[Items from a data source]
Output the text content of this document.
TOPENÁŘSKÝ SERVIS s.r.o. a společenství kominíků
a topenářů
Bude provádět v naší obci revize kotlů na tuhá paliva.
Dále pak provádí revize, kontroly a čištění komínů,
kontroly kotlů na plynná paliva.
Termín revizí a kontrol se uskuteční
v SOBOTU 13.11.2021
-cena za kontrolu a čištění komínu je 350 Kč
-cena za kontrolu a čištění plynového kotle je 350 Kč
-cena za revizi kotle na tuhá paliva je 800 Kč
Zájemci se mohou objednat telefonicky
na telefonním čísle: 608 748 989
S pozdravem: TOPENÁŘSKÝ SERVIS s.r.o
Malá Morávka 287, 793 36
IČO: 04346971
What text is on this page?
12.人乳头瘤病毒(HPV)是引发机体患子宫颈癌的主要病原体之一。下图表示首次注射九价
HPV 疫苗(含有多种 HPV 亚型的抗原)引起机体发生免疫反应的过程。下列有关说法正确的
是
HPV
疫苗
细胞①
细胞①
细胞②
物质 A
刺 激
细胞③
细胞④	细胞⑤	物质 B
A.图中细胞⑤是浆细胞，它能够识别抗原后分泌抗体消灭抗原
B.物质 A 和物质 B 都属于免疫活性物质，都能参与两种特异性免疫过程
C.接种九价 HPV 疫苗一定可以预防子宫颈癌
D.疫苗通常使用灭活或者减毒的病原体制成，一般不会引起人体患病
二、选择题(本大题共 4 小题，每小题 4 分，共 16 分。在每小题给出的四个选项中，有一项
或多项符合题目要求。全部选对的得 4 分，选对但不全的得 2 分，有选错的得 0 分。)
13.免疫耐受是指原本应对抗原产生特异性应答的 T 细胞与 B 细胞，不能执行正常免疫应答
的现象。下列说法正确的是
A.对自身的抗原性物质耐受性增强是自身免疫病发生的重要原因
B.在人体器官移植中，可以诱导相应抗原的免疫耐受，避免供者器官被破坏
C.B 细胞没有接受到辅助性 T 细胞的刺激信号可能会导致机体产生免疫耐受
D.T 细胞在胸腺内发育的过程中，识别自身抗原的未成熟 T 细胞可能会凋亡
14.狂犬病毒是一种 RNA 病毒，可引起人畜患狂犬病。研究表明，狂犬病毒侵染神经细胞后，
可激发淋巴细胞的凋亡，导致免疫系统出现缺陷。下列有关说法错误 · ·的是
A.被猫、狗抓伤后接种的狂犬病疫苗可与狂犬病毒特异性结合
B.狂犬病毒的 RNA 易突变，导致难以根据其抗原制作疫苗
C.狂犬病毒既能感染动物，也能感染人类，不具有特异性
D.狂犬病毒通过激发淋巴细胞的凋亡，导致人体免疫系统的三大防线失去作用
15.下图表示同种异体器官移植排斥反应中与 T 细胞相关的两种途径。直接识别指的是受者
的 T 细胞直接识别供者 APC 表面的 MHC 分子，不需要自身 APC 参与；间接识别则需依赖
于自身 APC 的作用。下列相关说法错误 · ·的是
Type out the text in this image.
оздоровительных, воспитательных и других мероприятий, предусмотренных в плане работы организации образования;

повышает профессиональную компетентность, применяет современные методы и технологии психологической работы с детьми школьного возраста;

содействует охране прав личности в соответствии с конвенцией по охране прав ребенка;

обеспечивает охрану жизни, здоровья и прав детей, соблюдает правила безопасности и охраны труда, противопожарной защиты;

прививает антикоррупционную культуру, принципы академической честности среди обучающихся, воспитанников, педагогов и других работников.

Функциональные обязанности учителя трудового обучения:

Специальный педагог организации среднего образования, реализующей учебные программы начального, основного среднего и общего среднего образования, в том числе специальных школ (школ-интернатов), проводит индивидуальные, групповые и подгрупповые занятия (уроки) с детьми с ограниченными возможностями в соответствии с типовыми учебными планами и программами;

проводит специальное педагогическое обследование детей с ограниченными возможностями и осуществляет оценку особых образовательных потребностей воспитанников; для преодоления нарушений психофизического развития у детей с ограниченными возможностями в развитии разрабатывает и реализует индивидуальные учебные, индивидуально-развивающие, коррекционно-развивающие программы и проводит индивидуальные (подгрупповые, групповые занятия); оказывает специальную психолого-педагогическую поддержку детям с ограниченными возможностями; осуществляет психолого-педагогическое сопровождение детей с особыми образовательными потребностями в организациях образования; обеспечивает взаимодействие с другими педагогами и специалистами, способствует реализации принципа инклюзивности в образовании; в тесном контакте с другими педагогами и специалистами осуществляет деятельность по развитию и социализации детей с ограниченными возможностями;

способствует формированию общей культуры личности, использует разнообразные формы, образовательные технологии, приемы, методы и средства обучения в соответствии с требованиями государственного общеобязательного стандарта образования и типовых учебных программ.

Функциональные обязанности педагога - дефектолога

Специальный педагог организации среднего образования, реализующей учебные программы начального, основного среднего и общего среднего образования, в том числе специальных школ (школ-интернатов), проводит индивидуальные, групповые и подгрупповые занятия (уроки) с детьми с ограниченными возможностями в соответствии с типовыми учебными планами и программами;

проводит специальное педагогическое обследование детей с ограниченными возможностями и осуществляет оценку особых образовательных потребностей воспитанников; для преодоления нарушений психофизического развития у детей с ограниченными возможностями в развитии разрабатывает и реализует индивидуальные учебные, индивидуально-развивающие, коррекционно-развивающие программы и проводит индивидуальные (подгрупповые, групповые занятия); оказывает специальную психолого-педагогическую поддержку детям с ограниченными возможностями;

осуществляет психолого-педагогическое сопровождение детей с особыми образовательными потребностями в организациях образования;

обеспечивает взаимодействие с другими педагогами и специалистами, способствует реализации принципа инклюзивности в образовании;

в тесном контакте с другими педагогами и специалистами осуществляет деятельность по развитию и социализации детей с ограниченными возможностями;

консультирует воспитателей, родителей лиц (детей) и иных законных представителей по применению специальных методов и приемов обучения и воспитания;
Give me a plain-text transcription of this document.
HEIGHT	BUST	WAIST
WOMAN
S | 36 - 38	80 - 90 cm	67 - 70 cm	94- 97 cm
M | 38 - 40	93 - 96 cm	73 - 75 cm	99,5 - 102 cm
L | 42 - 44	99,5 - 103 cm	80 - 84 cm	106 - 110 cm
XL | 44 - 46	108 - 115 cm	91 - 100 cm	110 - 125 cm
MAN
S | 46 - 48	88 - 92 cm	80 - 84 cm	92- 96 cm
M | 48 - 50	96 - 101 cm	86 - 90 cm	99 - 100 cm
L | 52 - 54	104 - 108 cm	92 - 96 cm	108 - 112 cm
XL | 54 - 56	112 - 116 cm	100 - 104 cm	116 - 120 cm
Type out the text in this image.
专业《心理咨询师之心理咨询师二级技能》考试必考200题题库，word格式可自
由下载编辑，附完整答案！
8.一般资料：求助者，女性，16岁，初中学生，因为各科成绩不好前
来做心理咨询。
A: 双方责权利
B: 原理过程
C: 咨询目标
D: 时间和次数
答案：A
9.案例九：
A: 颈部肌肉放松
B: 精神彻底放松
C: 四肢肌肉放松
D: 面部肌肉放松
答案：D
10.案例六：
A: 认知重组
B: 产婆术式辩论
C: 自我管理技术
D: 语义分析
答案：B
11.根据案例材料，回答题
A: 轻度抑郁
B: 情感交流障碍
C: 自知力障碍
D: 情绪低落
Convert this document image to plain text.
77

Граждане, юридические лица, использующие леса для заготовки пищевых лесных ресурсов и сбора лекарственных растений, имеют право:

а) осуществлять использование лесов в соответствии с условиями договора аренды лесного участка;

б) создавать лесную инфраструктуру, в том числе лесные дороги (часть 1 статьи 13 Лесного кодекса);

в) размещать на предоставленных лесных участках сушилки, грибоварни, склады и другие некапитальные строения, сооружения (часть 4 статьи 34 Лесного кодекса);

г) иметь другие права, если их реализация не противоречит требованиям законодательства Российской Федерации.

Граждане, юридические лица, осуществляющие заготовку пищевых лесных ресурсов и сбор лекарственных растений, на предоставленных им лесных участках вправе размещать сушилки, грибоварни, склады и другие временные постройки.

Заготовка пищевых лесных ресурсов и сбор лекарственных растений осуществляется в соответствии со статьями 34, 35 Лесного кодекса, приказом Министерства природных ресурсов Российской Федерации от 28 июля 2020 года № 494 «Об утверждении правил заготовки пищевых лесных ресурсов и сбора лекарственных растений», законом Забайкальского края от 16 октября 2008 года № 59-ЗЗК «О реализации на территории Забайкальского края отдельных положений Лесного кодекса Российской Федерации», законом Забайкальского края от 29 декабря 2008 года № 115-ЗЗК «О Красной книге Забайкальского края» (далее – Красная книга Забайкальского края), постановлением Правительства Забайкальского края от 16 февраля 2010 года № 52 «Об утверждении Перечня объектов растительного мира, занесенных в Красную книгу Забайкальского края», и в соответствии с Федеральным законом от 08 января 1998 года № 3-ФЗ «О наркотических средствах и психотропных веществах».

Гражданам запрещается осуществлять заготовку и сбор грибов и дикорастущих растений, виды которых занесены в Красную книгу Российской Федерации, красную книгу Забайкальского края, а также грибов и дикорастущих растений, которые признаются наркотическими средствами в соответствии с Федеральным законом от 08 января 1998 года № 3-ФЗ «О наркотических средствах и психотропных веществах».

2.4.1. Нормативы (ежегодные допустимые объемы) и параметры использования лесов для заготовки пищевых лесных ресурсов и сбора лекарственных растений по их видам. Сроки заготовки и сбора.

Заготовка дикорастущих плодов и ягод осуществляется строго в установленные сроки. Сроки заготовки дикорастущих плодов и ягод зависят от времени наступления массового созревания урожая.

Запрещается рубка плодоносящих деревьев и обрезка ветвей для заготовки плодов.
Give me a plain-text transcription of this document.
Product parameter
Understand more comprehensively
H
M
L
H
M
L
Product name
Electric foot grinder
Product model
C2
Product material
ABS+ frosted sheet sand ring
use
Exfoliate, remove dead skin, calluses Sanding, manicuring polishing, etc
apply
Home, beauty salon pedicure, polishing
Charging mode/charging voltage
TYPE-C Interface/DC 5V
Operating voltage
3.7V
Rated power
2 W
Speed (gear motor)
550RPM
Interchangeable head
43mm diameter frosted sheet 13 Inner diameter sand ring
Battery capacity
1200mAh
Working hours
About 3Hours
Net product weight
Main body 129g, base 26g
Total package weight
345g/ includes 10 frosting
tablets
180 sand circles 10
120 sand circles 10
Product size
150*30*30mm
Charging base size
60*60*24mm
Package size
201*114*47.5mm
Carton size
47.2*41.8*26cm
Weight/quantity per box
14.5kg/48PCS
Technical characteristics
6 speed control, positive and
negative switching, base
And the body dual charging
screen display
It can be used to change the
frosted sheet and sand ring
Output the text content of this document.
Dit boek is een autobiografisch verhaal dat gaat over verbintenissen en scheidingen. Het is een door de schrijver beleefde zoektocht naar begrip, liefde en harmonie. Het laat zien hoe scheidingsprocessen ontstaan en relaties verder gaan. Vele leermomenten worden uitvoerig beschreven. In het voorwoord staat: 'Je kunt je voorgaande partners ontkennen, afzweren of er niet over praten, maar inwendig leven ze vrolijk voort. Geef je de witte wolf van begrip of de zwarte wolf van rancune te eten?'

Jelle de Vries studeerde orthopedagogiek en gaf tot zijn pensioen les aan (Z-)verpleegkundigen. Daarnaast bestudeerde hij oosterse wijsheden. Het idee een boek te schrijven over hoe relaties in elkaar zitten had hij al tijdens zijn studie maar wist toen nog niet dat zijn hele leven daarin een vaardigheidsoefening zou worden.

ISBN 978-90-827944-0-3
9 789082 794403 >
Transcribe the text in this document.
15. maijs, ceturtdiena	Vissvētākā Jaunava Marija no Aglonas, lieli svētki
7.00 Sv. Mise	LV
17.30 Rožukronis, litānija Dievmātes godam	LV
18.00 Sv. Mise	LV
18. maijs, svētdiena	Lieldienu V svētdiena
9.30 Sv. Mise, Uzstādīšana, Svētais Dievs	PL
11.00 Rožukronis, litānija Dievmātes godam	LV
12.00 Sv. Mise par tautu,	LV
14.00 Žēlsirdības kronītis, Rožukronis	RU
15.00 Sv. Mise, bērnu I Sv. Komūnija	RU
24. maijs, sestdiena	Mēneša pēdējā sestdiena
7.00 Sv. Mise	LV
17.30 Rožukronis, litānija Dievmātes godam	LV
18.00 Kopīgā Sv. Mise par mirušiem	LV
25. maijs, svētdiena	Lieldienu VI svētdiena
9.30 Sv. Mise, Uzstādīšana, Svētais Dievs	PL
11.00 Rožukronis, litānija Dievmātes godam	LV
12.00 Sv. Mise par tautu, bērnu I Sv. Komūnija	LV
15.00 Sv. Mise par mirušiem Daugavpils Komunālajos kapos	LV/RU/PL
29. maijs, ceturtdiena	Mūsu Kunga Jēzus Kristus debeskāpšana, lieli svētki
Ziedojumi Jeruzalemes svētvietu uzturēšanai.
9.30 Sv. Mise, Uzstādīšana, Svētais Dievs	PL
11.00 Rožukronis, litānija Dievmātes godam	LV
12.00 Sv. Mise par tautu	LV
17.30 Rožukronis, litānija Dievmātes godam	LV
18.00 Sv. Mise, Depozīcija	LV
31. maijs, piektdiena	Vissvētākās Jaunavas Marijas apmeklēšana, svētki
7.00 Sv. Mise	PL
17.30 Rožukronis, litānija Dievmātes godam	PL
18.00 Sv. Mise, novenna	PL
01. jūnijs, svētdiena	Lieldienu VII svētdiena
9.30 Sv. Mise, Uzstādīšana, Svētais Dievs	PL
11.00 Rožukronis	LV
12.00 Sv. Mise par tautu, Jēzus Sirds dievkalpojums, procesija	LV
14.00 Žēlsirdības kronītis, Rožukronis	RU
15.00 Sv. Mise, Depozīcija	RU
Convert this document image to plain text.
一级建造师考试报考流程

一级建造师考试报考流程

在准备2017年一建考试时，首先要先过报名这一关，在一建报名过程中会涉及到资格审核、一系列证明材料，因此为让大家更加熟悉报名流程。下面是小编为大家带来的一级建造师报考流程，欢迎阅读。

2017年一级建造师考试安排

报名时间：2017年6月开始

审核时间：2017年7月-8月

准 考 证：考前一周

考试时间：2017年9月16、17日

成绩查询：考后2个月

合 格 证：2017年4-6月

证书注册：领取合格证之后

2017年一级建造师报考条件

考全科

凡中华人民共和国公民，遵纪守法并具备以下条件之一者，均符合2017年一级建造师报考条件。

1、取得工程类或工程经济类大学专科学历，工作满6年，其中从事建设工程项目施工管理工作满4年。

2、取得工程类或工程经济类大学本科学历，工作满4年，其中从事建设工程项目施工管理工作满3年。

■ WHAT THIS TASK INVOLVES
State the count of lines that contain the string "особых". Nothing else is needed.

■ RESULT OF THE EXERCISE
2